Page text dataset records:
:::

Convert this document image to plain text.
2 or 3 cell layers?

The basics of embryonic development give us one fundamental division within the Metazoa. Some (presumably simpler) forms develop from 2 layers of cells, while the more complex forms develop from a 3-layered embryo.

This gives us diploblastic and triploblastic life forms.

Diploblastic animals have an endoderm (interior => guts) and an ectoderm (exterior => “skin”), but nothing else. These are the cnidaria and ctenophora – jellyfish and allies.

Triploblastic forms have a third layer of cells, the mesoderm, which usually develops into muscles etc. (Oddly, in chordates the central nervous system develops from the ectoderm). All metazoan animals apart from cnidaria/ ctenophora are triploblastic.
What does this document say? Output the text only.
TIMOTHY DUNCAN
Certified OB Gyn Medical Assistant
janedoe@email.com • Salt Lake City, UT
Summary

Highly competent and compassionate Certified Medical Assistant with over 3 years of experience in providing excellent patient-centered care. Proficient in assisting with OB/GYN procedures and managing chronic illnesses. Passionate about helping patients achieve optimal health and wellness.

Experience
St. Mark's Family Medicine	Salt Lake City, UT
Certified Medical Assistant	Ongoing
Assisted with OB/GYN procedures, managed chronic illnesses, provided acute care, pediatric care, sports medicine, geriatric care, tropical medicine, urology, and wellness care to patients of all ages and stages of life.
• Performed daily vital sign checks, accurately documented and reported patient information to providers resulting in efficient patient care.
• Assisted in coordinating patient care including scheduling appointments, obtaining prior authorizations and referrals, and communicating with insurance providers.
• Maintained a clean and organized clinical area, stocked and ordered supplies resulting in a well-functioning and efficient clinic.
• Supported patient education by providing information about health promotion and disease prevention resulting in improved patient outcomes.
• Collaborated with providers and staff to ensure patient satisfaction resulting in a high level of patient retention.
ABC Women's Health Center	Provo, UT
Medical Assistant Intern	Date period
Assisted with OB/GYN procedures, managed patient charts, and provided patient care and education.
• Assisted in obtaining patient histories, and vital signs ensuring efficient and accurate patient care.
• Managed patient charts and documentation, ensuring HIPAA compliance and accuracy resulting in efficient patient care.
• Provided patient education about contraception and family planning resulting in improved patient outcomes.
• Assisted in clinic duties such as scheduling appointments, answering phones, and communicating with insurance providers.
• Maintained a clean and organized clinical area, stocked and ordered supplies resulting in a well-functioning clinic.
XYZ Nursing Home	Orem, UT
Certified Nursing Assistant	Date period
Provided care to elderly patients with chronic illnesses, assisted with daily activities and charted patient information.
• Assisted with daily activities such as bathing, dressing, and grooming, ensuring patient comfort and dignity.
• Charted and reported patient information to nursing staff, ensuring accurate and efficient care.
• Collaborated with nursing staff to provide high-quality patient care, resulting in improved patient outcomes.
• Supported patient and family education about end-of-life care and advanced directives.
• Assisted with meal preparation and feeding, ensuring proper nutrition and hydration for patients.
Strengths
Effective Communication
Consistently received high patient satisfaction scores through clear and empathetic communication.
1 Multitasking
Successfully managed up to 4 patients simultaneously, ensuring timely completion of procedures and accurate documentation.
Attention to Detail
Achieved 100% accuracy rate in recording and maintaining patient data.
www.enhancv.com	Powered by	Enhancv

:::

_EXERCISE PROMPT_
Retype the records above exactly.

_ANSWER BELOW_
Convert this document image to plain text.
2 or 3 cell layers?

The basics of embryonic development give us one fundamental division within the Metazoa. Some (presumably simpler) forms develop from 2 layers of cells, while the more complex forms develop from a 3-layered embryo.

This gives us diploblastic and triploblastic life forms.

Diploblastic animals have an endoderm (interior => guts) and an ectoderm (exterior => “skin”), but nothing else. These are the cnidaria and ctenophora – jellyfish and allies.

Triploblastic forms have a third layer of cells, the mesoderm, which usually develops into muscles etc. (Oddly, in chordates the central nervous system develops from the ectoderm). All metazoan animals apart from cnidaria/ ctenophora are triploblastic.
What does this document say? Output the text only.
TIMOTHY DUNCAN
Certified OB Gyn Medical Assistant
janedoe@email.com • Salt Lake City, UT
Summary

Highly competent and compassionate Certified Medical Assistant with over 3 years of experience in providing excellent patient-centered care. Proficient in assisting with OB/GYN procedures and managing chronic illnesses. Passionate about helping patients achieve optimal health and wellness.

Experience
St. Mark's Family Medicine	Salt Lake City, UT
Certified Medical Assistant	Ongoing
Assisted with OB/GYN procedures, managed chronic illnesses, provided acute care, pediatric care, sports medicine, geriatric care, tropical medicine, urology, and wellness care to patients of all ages and stages of life.
• Performed daily vital sign checks, accurately documented and reported patient information to providers resulting in efficient patient care.
• Assisted in coordinating patient care including scheduling appointments, obtaining prior authorizations and referrals, and communicating with insurance providers.
• Maintained a clean and organized clinical area, stocked and ordered supplies resulting in a well-functioning and efficient clinic.
• Supported patient education by providing information about health promotion and disease prevention resulting in improved patient outcomes.
• Collaborated with providers and staff to ensure patient satisfaction resulting in a high level of patient retention.
ABC Women's Health Center	Provo, UT
Medical Assistant Intern	Date period
Assisted with OB/GYN procedures, managed patient charts, and provided patient care and education.
• Assisted in obtaining patient histories, and vital signs ensuring efficient and accurate patient care.
• Managed patient charts and documentation, ensuring HIPAA compliance and accuracy resulting in efficient patient care.
• Provided patient education about contraception and family planning resulting in improved patient outcomes.
• Assisted in clinic duties such as scheduling appointments, answering phones, and communicating with insurance providers.
• Maintained a clean and organized clinical area, stocked and ordered supplies resulting in a well-functioning clinic.
XYZ Nursing Home	Orem, UT
Certified Nursing Assistant	Date period
Provided care to elderly patients with chronic illnesses, assisted with daily activities and charted patient information.
• Assisted with daily activities such as bathing, dressing, and grooming, ensuring patient comfort and dignity.
• Charted and reported patient information to nursing staff, ensuring accurate and efficient care.
• Collaborated with nursing staff to provide high-quality patient care, resulting in improved patient outcomes.
• Supported patient and family education about end-of-life care and advanced directives.
• Assisted with meal preparation and feeding, ensuring proper nutrition and hydration for patients.
Strengths
Effective Communication
Consistently received high patient satisfaction scores through clear and empathetic communication.
1 Multitasking
Successfully managed up to 4 patients simultaneously, ensuring timely completion of procedures and accurate documentation.
Attention to Detail
Achieved 100% accuracy rate in recording and maintaining patient data.
www.enhancv.com	Powered by	Enhancv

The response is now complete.